-------- EXCERPTED RECORDS --------
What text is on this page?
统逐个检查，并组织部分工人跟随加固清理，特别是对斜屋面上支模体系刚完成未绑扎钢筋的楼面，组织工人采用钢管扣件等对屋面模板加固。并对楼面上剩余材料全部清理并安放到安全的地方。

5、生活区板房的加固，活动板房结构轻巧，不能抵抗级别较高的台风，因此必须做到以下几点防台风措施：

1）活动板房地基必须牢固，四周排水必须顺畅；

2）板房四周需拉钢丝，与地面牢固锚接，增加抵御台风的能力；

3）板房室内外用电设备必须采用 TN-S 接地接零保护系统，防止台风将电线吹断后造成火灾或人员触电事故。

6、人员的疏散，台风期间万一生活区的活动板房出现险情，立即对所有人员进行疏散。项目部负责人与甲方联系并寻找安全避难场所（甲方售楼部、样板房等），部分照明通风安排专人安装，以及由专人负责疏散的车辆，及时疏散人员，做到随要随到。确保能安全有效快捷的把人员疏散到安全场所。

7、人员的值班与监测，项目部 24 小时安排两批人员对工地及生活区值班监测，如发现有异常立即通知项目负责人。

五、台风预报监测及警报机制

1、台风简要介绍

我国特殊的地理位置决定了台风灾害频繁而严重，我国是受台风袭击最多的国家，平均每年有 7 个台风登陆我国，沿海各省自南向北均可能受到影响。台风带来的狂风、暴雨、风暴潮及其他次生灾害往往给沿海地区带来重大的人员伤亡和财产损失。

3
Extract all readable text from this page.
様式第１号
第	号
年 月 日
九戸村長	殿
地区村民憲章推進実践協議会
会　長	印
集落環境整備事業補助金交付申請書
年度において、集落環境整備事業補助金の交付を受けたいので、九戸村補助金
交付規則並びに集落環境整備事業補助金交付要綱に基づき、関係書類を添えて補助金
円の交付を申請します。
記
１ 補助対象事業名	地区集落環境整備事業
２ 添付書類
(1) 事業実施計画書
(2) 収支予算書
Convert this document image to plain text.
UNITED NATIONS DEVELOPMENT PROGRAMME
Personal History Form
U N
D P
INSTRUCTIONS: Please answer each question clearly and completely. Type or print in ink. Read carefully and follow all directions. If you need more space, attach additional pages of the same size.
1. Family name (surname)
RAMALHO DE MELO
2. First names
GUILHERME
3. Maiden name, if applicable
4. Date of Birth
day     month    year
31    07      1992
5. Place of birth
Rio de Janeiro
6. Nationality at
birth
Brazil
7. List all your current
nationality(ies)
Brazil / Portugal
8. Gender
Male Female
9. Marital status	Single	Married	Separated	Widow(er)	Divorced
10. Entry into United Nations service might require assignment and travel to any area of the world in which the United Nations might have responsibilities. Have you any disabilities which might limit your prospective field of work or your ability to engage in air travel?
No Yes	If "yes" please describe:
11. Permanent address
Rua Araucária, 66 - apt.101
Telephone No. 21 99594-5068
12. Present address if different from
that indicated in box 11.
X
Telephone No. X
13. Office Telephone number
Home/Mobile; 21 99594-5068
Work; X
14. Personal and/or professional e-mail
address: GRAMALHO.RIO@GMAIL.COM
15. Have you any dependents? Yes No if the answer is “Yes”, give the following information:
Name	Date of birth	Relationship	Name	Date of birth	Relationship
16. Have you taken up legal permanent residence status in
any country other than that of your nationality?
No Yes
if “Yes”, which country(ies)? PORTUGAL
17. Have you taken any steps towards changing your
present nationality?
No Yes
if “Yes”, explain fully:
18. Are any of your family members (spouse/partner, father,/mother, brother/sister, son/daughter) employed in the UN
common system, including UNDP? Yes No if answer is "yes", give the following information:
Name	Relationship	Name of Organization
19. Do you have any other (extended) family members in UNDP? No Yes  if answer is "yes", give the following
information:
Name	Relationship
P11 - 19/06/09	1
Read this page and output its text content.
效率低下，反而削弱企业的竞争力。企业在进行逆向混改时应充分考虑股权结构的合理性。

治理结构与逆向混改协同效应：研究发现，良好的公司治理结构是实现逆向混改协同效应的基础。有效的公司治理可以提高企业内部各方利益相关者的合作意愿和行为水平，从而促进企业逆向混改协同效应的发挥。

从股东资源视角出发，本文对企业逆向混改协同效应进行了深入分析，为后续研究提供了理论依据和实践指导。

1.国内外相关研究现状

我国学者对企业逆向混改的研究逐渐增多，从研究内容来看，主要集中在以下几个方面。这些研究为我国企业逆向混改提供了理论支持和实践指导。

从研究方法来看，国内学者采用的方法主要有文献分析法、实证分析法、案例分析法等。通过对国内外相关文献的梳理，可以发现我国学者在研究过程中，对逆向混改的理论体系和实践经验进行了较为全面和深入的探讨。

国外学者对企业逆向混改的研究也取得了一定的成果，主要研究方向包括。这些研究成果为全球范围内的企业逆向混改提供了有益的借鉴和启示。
--------
**GOAL:** Write out all the lines again, exactly as they are.

**ANSWER:**
What text is on this page?
统逐个检查，并组织部分工人跟随加固清理，特别是对斜屋面上支模体系刚完成未绑扎钢筋的楼面，组织工人采用钢管扣件等对屋面模板加固。并对楼面上剩余材料全部清理并安放到安全的地方。

5、生活区板房的加固，活动板房结构轻巧，不能抵抗级别较高的台风，因此必须做到以下几点防台风措施：

1）活动板房地基必须牢固，四周排水必须顺畅；

2）板房四周需拉钢丝，与地面牢固锚接，增加抵御台风的能力；

3）板房室内外用电设备必须采用 TN-S 接地接零保护系统，防止台风将电线吹断后造成火灾或人员触电事故。

6、人员的疏散，台风期间万一生活区的活动板房出现险情，立即对所有人员进行疏散。项目部负责人与甲方联系并寻找安全避难场所（甲方售楼部、样板房等），部分照明通风安排专人安装，以及由专人负责疏散的车辆，及时疏散人员，做到随要随到。确保能安全有效快捷的把人员疏散到安全场所。

7、人员的值班与监测，项目部 24 小时安排两批人员对工地及生活区值班监测，如发现有异常立即通知项目负责人。

五、台风预报监测及警报机制

1、台风简要介绍

我国特殊的地理位置决定了台风灾害频繁而严重，我国是受台风袭击最多的国家，平均每年有 7 个台风登陆我国，沿海各省自南向北均可能受到影响。台风带来的狂风、暴雨、风暴潮及其他次生灾害往往给沿海地区带来重大的人员伤亡和财产损失。

3
Extract all readable text from this page.
様式第１号
第	号
年 月 日
九戸村長	殿
地区村民憲章推進実践協議会
会　長	印
集落環境整備事業補助金交付申請書
年度において、集落環境整備事業補助金の交付を受けたいので、九戸村補助金
交付規則並びに集落環境整備事業補助金交付要綱に基づき、関係書類を添えて補助金
円の交付を申請します。
記
１ 補助対象事業名	地区集落環境整備事業
２ 添付書類
(1) 事業実施計画書
(2) 収支予算書
Convert this document image to plain text.
UNITED NATIONS DEVELOPMENT PROGRAMME
Personal History Form
U N
D P
INSTRUCTIONS: Please answer each question clearly and completely. Type or print in ink. Read carefully and follow all directions. If you need more space, attach additional pages of the same size.
1. Family name (surname)
RAMALHO DE MELO
2. First names
GUILHERME
3. Maiden name, if applicable
4. Date of Birth
day     month    year
31    07      1992
5. Place of birth
Rio de Janeiro
6. Nationality at
birth
Brazil
7. List all your current
nationality(ies)
Brazil / Portugal
8. Gender
Male Female
9. Marital status	Single	Married	Separated	Widow(er)	Divorced
10. Entry into United Nations service might require assignment and travel to any area of the world in which the United Nations might have responsibilities. Have you any disabilities which might limit your prospective field of work or your ability to engage in air travel?
No Yes	If "yes" please describe:
11. Permanent address
Rua Araucária, 66 - apt.101
Telephone No. 21 99594-5068
12. Present address if different from
that indicated in box 11.
X
Telephone No. X
13. Office Telephone number
Home/Mobile; 21 99594-5068
Work; X
14. Personal and/or professional e-mail
address: GRAMALHO.RIO@GMAIL.COM
15. Have you any dependents? Yes No if the answer is “Yes”, give the following information:
Name	Date of birth	Relationship	Name	Date of birth	Relationship
16. Have you taken up legal permanent residence status in
any country other than that of your nationality?
No Yes
if “Yes”, which country(ies)? PORTUGAL
17. Have you taken any steps towards changing your
present nationality?
No Yes
if “Yes”, explain fully:
18. Are any of your family members (spouse/partner, father,/mother, brother/sister, son/daughter) employed in the UN
common system, including UNDP? Yes No if answer is "yes", give the following information:
Name	Relationship	Name of Organization
19. Do you have any other (extended) family members in UNDP? No Yes  if answer is "yes", give the following
information:
Name	Relationship
P11 - 19/06/09	1
Read this page and output its text content.
效率低下，反而削弱企业的竞争力。企业在进行逆向混改时应充分考虑股权结构的合理性。

治理结构与逆向混改协同效应：研究发现，良好的公司治理结构是实现逆向混改协同效应的基础。有效的公司治理可以提高企业内部各方利益相关者的合作意愿和行为水平，从而促进企业逆向混改协同效应的发挥。

从股东资源视角出发，本文对企业逆向混改协同效应进行了深入分析，为后续研究提供了理论依据和实践指导。

1.国内外相关研究现状

我国学者对企业逆向混改的研究逐渐增多，从研究内容来看，主要集中在以下几个方面。这些研究为我国企业逆向混改提供了理论支持和实践指导。

从研究方法来看，国内学者采用的方法主要有文献分析法、实证分析法、案例分析法等。通过对国内外相关文献的梳理，可以发现我国学者在研究过程中，对逆向混改的理论体系和实践经验进行了较为全面和深入的探讨。

国外学者对企业逆向混改的研究也取得了一定的成果，主要研究方向包括。这些研究成果为全球范围内的企业逆向混改提供了有益的借鉴和启示。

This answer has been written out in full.